--- Task ---
Extract all lines in the data that contain the word "text".

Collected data

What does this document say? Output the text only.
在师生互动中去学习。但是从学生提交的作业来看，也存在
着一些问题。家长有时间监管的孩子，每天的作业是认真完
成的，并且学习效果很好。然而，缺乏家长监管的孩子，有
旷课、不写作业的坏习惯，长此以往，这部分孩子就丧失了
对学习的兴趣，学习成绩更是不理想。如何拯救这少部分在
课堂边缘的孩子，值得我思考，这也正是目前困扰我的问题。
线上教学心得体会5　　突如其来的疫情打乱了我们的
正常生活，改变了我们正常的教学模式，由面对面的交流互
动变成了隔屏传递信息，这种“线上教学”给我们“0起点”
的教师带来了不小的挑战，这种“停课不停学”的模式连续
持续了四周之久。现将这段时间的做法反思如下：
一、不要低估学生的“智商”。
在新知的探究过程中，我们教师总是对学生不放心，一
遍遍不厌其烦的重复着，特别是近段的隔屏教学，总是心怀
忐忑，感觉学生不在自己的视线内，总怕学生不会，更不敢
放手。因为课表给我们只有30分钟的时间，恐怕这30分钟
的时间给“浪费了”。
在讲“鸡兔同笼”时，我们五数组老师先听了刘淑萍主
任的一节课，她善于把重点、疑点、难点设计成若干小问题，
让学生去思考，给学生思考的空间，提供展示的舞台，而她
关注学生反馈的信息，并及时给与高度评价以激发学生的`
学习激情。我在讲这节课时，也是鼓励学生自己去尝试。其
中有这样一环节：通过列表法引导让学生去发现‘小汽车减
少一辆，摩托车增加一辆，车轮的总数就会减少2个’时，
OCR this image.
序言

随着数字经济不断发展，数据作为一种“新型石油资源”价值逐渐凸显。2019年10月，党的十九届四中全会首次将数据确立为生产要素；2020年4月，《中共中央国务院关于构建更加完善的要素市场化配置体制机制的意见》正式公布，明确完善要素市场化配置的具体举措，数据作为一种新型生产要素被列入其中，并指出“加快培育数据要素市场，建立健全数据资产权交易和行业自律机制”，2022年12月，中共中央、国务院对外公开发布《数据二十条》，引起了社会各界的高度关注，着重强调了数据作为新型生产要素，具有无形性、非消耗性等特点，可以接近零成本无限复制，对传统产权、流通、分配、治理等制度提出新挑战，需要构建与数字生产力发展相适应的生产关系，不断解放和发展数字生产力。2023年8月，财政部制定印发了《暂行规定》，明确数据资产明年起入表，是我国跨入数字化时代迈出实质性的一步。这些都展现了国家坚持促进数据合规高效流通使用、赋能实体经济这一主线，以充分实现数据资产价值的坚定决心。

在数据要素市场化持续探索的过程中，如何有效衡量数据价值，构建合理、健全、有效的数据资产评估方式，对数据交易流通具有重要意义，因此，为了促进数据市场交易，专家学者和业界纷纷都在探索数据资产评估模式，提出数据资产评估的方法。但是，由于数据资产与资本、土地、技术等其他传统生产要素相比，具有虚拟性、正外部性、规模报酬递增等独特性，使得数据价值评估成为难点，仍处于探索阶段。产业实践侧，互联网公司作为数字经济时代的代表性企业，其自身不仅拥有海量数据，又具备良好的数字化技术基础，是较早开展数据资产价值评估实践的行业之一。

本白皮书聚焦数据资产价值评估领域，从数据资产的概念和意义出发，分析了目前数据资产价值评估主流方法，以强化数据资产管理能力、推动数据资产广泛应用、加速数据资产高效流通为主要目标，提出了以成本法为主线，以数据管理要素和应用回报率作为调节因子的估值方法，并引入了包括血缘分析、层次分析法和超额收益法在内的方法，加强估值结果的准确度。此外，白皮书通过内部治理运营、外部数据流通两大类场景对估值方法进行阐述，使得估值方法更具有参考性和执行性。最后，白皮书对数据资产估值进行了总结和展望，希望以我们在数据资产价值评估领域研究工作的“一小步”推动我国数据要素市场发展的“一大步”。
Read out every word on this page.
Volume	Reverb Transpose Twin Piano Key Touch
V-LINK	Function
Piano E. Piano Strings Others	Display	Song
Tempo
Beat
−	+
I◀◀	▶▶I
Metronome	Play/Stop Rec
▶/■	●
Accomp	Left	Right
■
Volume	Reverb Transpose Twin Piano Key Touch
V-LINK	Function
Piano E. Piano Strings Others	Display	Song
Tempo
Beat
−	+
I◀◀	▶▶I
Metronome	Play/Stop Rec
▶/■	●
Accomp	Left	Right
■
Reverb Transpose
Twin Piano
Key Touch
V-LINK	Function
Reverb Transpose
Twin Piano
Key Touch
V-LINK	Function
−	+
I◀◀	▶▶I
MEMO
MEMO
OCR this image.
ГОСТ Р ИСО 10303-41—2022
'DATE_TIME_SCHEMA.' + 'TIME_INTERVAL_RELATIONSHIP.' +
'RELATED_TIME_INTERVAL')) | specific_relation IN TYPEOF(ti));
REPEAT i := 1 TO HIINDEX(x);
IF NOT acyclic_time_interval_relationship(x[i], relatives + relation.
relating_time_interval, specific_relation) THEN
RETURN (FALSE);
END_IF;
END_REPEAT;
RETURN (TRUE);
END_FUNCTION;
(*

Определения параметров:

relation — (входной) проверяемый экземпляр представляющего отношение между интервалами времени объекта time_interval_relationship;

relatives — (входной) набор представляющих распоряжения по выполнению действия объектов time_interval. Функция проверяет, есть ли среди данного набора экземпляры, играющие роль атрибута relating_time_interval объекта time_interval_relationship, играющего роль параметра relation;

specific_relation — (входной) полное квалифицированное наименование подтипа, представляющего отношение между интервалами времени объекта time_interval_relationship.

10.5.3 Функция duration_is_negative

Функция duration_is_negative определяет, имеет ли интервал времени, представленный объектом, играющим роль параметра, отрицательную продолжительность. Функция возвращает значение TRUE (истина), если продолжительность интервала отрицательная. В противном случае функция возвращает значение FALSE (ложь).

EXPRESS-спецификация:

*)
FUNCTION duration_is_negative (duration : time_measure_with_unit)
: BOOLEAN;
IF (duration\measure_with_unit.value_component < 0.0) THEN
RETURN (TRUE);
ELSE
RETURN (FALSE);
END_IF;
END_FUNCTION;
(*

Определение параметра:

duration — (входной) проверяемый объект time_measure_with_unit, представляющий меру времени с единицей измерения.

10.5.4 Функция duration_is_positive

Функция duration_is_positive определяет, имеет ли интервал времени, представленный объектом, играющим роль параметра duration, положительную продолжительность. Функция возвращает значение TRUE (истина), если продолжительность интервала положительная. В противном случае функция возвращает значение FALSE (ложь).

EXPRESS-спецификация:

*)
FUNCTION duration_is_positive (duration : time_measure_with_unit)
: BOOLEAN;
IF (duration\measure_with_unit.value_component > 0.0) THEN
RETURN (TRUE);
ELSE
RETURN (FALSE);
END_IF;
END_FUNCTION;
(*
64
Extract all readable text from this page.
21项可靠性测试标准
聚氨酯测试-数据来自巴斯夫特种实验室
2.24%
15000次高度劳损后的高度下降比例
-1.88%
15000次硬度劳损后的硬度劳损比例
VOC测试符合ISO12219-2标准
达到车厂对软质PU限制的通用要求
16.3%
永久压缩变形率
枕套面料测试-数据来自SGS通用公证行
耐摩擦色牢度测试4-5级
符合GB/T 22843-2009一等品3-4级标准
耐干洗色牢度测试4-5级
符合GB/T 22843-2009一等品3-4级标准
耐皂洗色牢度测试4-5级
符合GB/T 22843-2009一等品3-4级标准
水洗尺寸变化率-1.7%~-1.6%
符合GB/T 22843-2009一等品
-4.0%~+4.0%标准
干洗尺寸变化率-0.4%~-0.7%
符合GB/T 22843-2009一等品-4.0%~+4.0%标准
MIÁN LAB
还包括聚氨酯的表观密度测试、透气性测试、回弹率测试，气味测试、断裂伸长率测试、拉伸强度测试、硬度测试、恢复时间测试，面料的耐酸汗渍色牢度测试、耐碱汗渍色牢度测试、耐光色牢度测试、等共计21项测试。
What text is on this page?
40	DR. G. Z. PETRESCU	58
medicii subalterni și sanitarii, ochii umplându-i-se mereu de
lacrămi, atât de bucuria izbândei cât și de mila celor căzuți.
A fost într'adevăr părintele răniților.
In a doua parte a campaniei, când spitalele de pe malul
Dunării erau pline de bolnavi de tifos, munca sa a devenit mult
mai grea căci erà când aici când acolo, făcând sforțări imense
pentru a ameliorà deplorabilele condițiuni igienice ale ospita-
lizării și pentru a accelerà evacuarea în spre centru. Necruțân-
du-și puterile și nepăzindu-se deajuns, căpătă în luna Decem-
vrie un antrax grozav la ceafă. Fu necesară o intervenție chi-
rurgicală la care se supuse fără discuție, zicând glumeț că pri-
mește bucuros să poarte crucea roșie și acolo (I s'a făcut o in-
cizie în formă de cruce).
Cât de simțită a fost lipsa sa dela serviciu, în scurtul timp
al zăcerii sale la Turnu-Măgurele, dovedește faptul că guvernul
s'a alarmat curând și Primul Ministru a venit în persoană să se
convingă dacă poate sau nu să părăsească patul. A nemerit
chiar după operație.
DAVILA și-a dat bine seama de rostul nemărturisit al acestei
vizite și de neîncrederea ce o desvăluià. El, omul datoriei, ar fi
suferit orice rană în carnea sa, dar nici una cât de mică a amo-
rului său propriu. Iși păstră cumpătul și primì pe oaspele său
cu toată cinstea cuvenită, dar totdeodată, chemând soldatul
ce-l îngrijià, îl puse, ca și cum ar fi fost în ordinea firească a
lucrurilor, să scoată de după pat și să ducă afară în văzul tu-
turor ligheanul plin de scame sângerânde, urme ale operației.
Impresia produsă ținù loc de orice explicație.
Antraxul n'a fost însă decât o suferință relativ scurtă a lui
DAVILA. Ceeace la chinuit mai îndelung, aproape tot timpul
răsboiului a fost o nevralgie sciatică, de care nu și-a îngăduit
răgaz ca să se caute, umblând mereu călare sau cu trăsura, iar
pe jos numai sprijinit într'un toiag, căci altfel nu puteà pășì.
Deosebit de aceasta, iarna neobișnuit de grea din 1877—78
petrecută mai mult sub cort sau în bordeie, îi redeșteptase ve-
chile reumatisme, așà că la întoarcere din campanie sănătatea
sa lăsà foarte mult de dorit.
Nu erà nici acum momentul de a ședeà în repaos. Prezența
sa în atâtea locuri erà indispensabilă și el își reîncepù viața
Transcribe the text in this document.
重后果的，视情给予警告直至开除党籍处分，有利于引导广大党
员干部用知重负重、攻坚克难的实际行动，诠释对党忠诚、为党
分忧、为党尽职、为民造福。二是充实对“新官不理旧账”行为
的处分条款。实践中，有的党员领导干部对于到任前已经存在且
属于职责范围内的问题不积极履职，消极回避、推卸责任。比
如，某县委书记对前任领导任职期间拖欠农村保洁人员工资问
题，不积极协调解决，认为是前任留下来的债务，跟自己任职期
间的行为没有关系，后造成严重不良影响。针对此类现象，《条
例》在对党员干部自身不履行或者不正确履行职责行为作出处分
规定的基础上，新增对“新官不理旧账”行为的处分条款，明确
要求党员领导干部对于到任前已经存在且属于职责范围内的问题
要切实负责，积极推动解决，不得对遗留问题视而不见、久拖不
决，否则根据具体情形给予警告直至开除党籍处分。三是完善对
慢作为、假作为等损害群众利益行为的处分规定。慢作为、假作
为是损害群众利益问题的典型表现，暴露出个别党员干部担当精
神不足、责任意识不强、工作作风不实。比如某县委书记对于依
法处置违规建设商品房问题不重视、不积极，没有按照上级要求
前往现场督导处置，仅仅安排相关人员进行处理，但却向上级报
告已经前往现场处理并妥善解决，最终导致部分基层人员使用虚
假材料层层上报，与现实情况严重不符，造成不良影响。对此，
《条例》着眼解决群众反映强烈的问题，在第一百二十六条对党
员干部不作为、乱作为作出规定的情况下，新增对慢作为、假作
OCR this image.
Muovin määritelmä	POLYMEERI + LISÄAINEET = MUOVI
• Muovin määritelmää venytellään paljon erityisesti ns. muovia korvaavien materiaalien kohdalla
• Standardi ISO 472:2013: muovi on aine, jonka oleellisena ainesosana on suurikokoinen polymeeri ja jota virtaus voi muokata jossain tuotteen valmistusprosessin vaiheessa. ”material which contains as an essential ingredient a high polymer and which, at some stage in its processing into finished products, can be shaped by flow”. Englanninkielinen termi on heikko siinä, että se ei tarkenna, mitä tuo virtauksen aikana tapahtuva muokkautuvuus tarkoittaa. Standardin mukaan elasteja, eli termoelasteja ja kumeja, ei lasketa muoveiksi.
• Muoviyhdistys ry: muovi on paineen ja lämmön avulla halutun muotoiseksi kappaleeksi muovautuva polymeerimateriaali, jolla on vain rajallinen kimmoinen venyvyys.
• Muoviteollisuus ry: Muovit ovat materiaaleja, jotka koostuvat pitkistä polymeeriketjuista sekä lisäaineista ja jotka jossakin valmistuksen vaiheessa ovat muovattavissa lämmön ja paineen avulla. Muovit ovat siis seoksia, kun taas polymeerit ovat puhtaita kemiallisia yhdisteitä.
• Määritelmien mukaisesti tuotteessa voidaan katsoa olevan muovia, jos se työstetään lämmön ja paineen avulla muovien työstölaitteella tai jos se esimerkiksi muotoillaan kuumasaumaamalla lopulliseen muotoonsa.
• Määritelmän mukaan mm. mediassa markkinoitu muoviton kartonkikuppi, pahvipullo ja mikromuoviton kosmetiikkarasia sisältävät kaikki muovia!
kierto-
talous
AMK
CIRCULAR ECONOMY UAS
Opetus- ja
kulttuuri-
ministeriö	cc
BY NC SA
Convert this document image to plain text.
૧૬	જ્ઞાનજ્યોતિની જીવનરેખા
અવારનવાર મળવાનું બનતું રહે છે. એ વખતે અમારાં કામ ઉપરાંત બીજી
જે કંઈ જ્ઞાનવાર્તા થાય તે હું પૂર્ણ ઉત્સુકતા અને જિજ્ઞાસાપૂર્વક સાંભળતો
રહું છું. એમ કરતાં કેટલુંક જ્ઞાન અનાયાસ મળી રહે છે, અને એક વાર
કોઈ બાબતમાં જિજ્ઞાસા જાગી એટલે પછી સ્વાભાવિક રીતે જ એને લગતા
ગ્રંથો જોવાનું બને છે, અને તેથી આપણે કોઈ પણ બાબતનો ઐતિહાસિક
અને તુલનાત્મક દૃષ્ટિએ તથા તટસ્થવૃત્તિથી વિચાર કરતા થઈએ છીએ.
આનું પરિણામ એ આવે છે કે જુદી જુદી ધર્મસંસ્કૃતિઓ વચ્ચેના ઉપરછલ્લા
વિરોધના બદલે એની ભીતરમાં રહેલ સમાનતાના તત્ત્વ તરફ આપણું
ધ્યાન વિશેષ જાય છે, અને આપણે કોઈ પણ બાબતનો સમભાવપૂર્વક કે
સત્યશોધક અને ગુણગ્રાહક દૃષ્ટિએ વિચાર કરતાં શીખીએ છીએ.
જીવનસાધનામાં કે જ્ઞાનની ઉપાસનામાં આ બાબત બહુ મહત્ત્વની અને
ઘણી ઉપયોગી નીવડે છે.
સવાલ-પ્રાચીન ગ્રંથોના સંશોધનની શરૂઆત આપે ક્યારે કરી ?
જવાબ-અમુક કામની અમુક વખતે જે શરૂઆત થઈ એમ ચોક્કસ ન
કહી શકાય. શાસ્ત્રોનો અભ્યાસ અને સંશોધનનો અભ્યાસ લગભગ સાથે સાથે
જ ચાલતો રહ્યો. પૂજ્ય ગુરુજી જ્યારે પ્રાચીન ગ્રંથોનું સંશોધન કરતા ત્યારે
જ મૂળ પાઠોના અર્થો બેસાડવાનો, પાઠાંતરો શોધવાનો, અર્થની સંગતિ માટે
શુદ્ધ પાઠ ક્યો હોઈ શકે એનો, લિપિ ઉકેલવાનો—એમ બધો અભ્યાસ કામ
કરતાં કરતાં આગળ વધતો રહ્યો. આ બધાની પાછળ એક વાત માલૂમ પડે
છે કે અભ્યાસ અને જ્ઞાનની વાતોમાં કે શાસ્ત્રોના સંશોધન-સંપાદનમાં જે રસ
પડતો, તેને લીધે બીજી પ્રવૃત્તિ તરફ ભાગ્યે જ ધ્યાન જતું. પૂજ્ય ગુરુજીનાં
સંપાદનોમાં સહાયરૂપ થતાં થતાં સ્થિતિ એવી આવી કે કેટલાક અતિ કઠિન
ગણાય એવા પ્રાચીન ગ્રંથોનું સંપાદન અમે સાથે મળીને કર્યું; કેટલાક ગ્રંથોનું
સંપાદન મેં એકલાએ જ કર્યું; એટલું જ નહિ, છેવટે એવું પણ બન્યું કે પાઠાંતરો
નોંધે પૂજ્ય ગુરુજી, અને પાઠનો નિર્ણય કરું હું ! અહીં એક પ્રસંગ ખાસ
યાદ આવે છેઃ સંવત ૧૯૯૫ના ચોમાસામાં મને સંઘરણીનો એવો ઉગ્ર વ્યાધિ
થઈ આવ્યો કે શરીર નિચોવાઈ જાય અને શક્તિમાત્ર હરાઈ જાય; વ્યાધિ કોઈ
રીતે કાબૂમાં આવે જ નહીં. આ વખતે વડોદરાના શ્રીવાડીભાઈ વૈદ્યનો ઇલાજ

--- Exercise result ---
What does this document say? Output the text only.
Extract all readable text from this page.
What text is on this page?
Transcribe the text in this document.
Convert this document image to plain text.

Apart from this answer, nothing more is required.